━━━ Working data ━━━

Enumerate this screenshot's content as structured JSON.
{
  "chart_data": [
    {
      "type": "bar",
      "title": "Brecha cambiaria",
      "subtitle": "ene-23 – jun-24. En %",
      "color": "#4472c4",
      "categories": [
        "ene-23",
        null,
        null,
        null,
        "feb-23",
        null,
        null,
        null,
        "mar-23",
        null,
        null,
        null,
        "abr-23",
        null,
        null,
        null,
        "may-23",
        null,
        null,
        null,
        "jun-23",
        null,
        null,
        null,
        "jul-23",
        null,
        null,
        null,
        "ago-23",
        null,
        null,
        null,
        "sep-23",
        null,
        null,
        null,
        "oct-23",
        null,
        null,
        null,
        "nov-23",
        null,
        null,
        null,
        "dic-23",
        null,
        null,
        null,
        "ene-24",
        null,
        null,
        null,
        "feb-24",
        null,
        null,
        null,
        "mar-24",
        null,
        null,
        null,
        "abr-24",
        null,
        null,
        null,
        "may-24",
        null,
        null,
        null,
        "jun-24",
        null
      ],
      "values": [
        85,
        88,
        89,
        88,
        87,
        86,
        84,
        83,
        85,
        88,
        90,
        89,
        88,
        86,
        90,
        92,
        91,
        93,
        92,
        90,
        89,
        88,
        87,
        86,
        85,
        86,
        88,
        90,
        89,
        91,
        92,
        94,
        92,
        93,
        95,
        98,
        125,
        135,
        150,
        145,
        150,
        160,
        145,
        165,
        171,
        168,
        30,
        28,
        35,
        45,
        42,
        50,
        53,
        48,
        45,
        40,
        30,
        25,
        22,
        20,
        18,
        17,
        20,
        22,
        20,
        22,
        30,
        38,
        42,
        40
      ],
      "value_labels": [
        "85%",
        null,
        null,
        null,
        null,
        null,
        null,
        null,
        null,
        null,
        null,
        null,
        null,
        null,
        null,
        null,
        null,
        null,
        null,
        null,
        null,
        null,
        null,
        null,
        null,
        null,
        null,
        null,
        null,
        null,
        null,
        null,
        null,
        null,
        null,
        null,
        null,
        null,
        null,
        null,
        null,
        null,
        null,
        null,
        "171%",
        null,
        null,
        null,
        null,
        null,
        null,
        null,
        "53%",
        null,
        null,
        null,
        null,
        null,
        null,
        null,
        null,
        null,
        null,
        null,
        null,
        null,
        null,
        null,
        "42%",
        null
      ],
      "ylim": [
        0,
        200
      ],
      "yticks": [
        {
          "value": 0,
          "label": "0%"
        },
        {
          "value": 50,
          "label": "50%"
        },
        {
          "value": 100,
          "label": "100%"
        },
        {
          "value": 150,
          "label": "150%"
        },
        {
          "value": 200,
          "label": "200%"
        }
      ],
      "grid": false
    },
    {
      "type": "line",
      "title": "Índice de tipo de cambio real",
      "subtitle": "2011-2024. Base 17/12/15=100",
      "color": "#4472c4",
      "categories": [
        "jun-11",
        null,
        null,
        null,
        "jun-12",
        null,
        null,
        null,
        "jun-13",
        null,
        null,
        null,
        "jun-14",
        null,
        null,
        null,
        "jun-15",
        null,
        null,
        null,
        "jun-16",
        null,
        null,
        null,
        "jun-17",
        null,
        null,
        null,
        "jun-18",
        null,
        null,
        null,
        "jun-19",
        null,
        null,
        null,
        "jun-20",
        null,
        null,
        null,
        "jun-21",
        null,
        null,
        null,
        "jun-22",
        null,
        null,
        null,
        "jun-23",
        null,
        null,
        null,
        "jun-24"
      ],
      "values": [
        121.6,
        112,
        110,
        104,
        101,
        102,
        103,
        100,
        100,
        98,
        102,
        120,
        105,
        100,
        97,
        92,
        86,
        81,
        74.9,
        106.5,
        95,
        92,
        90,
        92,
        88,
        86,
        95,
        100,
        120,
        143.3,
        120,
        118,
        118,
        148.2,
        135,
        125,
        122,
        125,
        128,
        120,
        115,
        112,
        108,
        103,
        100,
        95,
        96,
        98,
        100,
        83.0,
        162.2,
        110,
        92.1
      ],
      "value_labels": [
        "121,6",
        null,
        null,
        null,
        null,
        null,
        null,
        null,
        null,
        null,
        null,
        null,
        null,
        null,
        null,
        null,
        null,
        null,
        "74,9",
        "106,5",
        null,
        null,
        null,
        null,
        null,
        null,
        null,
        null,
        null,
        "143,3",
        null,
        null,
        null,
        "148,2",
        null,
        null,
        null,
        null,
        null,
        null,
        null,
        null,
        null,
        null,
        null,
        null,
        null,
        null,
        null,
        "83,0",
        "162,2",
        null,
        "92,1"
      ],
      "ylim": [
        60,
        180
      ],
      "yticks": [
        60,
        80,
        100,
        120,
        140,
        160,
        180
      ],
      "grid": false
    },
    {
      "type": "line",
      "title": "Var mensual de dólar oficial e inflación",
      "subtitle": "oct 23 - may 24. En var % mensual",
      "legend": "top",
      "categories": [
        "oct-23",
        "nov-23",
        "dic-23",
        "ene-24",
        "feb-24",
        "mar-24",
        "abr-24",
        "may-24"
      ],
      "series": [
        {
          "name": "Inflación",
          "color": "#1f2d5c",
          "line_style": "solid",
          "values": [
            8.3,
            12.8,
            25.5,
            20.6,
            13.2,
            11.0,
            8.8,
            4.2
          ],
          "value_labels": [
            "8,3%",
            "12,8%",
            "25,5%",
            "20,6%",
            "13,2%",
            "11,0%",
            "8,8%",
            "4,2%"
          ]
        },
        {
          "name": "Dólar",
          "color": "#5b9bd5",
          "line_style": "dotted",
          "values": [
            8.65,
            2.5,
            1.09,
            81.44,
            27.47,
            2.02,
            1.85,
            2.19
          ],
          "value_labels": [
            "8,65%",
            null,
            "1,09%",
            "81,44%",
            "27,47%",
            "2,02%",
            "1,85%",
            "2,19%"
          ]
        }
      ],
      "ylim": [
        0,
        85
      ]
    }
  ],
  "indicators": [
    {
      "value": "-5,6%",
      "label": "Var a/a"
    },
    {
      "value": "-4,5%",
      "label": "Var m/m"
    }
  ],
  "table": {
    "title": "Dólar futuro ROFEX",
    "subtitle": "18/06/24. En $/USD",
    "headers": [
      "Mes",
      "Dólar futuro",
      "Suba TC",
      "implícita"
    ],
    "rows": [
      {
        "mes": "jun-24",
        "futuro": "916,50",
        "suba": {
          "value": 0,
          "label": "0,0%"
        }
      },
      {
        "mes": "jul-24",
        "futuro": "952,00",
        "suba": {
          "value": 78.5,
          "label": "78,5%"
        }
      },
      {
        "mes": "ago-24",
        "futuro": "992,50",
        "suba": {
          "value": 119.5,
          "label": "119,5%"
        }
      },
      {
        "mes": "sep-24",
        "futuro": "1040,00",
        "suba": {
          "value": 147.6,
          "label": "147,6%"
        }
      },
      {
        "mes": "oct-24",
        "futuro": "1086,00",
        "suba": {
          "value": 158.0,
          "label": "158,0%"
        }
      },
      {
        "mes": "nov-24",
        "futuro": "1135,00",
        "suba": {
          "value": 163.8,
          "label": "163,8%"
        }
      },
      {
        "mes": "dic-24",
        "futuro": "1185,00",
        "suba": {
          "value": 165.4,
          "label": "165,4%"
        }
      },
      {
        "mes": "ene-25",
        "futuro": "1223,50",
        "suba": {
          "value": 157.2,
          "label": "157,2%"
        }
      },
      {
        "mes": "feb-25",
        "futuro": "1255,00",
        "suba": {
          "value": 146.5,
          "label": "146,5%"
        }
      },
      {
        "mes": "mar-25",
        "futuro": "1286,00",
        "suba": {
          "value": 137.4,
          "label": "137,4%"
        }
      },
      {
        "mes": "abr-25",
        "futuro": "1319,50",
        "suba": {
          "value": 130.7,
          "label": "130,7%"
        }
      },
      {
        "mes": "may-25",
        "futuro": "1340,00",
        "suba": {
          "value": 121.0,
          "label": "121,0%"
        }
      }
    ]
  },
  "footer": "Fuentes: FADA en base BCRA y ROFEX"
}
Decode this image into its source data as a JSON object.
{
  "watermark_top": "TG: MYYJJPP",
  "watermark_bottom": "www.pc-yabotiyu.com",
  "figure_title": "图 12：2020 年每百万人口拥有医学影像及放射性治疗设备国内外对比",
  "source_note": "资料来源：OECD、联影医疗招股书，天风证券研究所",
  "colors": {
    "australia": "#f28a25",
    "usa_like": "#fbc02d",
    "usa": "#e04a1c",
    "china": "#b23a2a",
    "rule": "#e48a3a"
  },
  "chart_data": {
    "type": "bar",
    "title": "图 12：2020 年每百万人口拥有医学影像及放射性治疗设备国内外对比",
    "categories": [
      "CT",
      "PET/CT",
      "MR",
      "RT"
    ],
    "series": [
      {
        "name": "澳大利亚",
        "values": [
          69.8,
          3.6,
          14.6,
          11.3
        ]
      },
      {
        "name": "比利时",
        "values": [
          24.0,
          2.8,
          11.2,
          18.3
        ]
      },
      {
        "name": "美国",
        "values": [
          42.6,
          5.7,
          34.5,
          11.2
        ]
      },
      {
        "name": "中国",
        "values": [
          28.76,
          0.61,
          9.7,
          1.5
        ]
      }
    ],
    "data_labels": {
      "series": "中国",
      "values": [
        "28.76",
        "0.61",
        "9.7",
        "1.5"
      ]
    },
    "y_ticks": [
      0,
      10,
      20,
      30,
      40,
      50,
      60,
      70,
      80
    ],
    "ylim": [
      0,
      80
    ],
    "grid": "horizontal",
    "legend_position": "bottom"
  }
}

━━━

Filter for "name". Return all lines that hold it.

**Correct output**
          "name": "Inflación",
          "name": "Dólar",
        "name": "澳大利亚",
        "name": "比利时",
        "name": "美国",
        "name": "中国",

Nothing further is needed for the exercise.